[TASK DIRECTIONS]:
Write out the entries verbatim and leave the images out of the copy.

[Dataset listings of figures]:
--
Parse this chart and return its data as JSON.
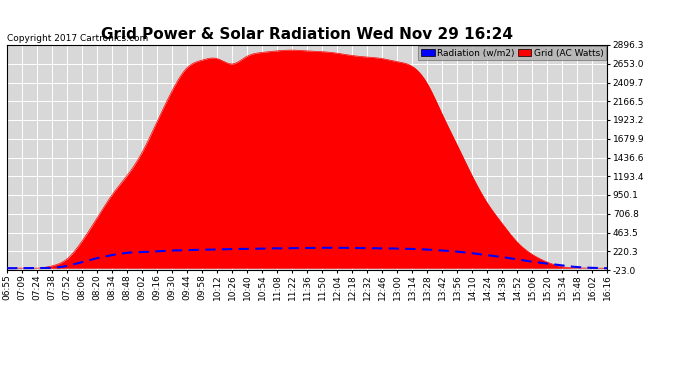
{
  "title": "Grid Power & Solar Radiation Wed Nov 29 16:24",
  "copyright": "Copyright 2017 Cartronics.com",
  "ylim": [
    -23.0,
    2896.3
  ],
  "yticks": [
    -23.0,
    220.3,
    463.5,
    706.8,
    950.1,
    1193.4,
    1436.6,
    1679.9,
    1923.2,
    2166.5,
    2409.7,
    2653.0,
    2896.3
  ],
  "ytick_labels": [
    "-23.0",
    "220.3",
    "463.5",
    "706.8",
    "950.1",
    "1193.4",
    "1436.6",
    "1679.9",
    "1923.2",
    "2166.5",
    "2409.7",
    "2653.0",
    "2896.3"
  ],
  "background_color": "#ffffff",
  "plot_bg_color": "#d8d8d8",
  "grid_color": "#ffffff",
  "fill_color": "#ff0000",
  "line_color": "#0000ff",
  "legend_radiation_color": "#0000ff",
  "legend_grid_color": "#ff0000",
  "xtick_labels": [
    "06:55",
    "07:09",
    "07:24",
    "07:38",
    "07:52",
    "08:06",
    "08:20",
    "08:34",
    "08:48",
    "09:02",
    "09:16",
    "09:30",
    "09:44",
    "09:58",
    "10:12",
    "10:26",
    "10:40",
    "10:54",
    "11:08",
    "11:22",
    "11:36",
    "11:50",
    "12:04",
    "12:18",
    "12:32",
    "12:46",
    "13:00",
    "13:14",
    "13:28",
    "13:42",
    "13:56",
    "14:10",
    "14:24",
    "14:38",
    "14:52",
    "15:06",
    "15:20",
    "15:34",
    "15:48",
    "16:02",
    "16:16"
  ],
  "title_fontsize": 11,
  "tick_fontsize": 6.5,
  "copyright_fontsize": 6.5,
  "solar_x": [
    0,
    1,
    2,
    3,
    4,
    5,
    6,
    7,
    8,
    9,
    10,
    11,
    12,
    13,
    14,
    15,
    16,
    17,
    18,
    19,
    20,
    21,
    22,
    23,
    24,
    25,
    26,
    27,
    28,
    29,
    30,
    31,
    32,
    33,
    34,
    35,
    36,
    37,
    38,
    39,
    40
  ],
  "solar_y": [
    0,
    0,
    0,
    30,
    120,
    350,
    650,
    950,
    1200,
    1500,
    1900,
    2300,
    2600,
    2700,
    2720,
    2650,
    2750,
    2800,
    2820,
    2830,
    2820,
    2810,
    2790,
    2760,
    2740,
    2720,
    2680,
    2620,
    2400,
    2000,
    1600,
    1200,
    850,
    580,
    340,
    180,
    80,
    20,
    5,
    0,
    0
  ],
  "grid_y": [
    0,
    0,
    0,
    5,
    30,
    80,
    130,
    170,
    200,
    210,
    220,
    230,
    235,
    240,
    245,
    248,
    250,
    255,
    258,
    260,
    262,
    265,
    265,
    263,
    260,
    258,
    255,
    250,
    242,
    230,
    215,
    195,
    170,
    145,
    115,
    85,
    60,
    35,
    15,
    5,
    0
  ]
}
--
[FINAL RESULT]:
Parse this chart and return its data as JSON.
{
  "title": "Grid Power & Solar Radiation Wed Nov 29 16:24",
  "copyright": "Copyright 2017 Cartronics.com",
  "ylim": [
    -23.0,
    2896.3
  ],
  "yticks": [
    -23.0,
    220.3,
    463.5,
    706.8,
    950.1,
    1193.4,
    1436.6,
    1679.9,
    1923.2,
    2166.5,
    2409.7,
    2653.0,
    2896.3
  ],
  "ytick_labels": [
    "-23.0",
    "220.3",
    "463.5",
    "706.8",
    "950.1",
    "1193.4",
    "1436.6",
    "1679.9",
    "1923.2",
    "2166.5",
    "2409.7",
    "2653.0",
    "2896.3"
  ],
  "background_color": "#ffffff",
  "plot_bg_color": "#d8d8d8",
  "grid_color": "#ffffff",
  "fill_color": "#ff0000",
  "line_color": "#0000ff",
  "legend_radiation_color": "#0000ff",
  "legend_grid_color": "#ff0000",
  "xtick_labels": [
    "06:55",
    "07:09",
    "07:24",
    "07:38",
    "07:52",
    "08:06",
    "08:20",
    "08:34",
    "08:48",
    "09:02",
    "09:16",
    "09:30",
    "09:44",
    "09:58",
    "10:12",
    "10:26",
    "10:40",
    "10:54",
    "11:08",
    "11:22",
    "11:36",
    "11:50",
    "12:04",
    "12:18",
    "12:32",
    "12:46",
    "13:00",
    "13:14",
    "13:28",
    "13:42",
    "13:56",
    "14:10",
    "14:24",
    "14:38",
    "14:52",
    "15:06",
    "15:20",
    "15:34",
    "15:48",
    "16:02",
    "16:16"
  ],
  "title_fontsize": 11,
  "tick_fontsize": 6.5,
  "copyright_fontsize": 6.5,
  "solar_x": [
    0,
    1,
    2,
    3,
    4,
    5,
    6,
    7,
    8,
    9,
    10,
    11,
    12,
    13,
    14,
    15,
    16,
    17,
    18,
    19,
    20,
    21,
    22,
    23,
    24,
    25,
    26,
    27,
    28,
    29,
    30,
    31,
    32,
    33,
    34,
    35,
    36,
    37,
    38,
    39,
    40
  ],
  "solar_y": [
    0,
    0,
    0,
    30,
    120,
    350,
    650,
    950,
    1200,
    1500,
    1900,
    2300,
    2600,
    2700,
    2720,
    2650,
    2750,
    2800,
    2820,
    2830,
    2820,
    2810,
    2790,
    2760,
    2740,
    2720,
    2680,
    2620,
    2400,
    2000,
    1600,
    1200,
    850,
    580,
    340,
    180,
    80,
    20,
    5,
    0,
    0
  ],
  "grid_y": [
    0,
    0,
    0,
    5,
    30,
    80,
    130,
    170,
    200,
    210,
    220,
    230,
    235,
    240,
    245,
    248,
    250,
    255,
    258,
    260,
    262,
    265,
    265,
    263,
    260,
    258,
    255,
    250,
    242,
    230,
    215,
    195,
    170,
    145,
    115,
    85,
    60,
    35,
    15,
    5,
    0
  ]
}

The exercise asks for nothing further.